[Given instruction]
Output the entries verbatim, including every line.

%%

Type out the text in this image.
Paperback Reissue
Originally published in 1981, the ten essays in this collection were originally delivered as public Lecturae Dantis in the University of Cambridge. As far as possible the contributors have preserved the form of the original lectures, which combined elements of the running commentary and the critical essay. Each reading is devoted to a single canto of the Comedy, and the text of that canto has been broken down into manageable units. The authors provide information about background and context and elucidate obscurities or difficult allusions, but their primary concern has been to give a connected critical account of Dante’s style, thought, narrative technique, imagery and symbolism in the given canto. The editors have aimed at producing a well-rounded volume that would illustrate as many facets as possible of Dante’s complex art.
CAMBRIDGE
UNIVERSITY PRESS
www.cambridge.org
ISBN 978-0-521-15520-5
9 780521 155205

%%

[Completed exercise]
Type out the text in this image.
Paperback Reissue
Originally published in 1981, the ten essays in this collection were originally delivered as public Lecturae Dantis in the University of Cambridge. As far as possible the contributors have preserved the form of the original lectures, which combined elements of the running commentary and the critical essay. Each reading is devoted to a single canto of the Comedy, and the text of that canto has been broken down into manageable units. The authors provide information about background and context and elucidate obscurities or difficult allusions, but their primary concern has been to give a connected critical account of Dante’s style, thought, narrative technique, imagery and symbolism in the given canto. The editors have aimed at producing a well-rounded volume that would illustrate as many facets as possible of Dante’s complex art.
CAMBRIDGE
UNIVERSITY PRESS
www.cambridge.org
ISBN 978-0-521-15520-5
9 780521 155205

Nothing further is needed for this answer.